=== Dataset entries ===
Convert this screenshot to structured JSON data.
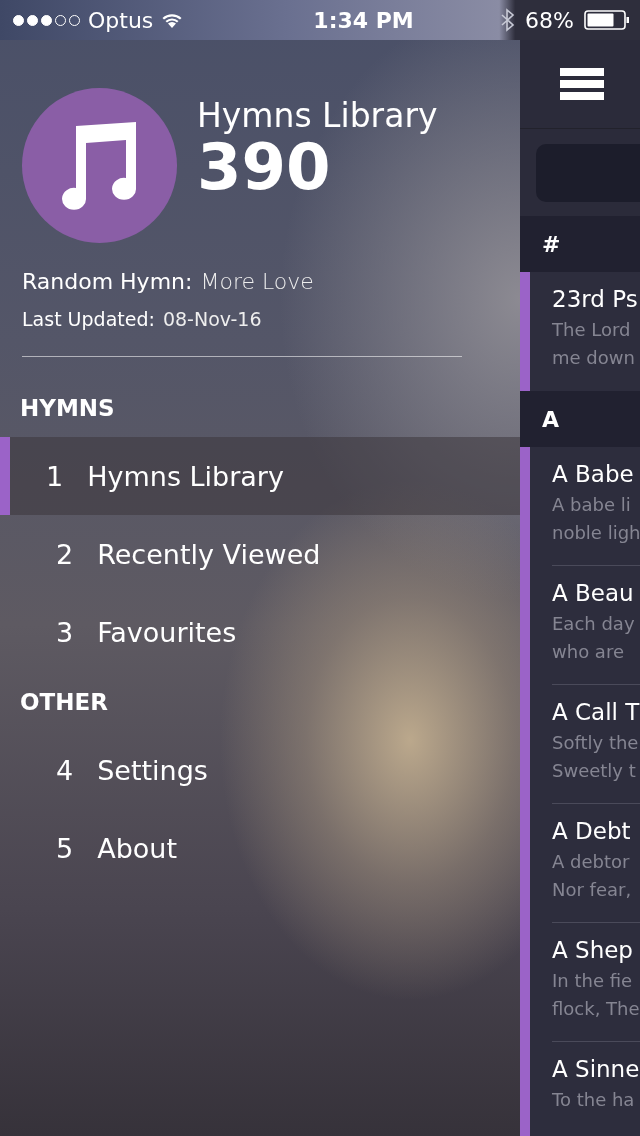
{
  "status_bar": {
    "carrier": "Optus",
    "time": "1:34 PM",
    "battery": "68%"
  },
  "library": {
    "title": "Hymns Library",
    "count": "390",
    "random_label": "Random Hymn:",
    "random_value": "More Love",
    "updated_label": "Last Updated:",
    "updated_value": "08-Nov-16"
  },
  "menu_sections": [
    {
      "heading": "HYMNS",
      "items": [
        {
          "number": "1",
          "label": "Hymns Library",
          "selected": true
        },
        {
          "number": "2",
          "label": "Recently Viewed",
          "selected": false
        },
        {
          "number": "3",
          "label": "Favourites",
          "selected": false
        }
      ]
    },
    {
      "heading": "OTHER",
      "items": [
        {
          "number": "4",
          "label": "Settings",
          "selected": false
        },
        {
          "number": "5",
          "label": "About",
          "selected": false
        }
      ]
    }
  ],
  "hymn_sections": [
    {
      "heading": "#",
      "hymns": [
        {
          "title": "23rd Ps",
          "preview": [
            "The Lord",
            "me down"
          ]
        }
      ]
    },
    {
      "heading": "A",
      "hymns": [
        {
          "title": "A Babe",
          "preview": [
            "A babe li",
            "noble ligh"
          ]
        },
        {
          "title": "A Beau",
          "preview": [
            "Each day",
            "who are"
          ]
        },
        {
          "title": "A Call T",
          "preview": [
            "Softly the",
            "Sweetly t"
          ]
        },
        {
          "title": "A Debt",
          "preview": [
            "A debtor",
            "Nor fear,"
          ]
        },
        {
          "title": "A Shep",
          "preview": [
            "In the fie",
            "flock, The"
          ]
        },
        {
          "title": "A Sinne",
          "preview": [
            "To the ha"
          ]
        }
      ]
    }
  ]
}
===
Each entry gets copied exactly; the pictures stay out.

__Expected answer__.
Convert this screenshot to structured JSON data.
{
  "status_bar": {
    "carrier": "Optus",
    "time": "1:34 PM",
    "battery": "68%"
  },
  "library": {
    "title": "Hymns Library",
    "count": "390",
    "random_label": "Random Hymn:",
    "random_value": "More Love",
    "updated_label": "Last Updated:",
    "updated_value": "08-Nov-16"
  },
  "menu_sections": [
    {
      "heading": "HYMNS",
      "items": [
        {
          "number": "1",
          "label": "Hymns Library",
          "selected": true
        },
        {
          "number": "2",
          "label": "Recently Viewed",
          "selected": false
        },
        {
          "number": "3",
          "label": "Favourites",
          "selected": false
        }
      ]
    },
    {
      "heading": "OTHER",
      "items": [
        {
          "number": "4",
          "label": "Settings",
          "selected": false
        },
        {
          "number": "5",
          "label": "About",
          "selected": false
        }
      ]
    }
  ],
  "hymn_sections": [
    {
      "heading": "#",
      "hymns": [
        {
          "title": "23rd Ps",
          "preview": [
            "The Lord",
            "me down"
          ]
        }
      ]
    },
    {
      "heading": "A",
      "hymns": [
        {
          "title": "A Babe",
          "preview": [
            "A babe li",
            "noble ligh"
          ]
        },
        {
          "title": "A Beau",
          "preview": [
            "Each day",
            "who are"
          ]
        },
        {
          "title": "A Call T",
          "preview": [
            "Softly the",
            "Sweetly t"
          ]
        },
        {
          "title": "A Debt",
          "preview": [
            "A debtor",
            "Nor fear,"
          ]
        },
        {
          "title": "A Shep",
          "preview": [
            "In the fie",
            "flock, The"
          ]
        },
        {
          "title": "A Sinne",
          "preview": [
            "To the ha"
          ]
        }
      ]
    }
  ]
}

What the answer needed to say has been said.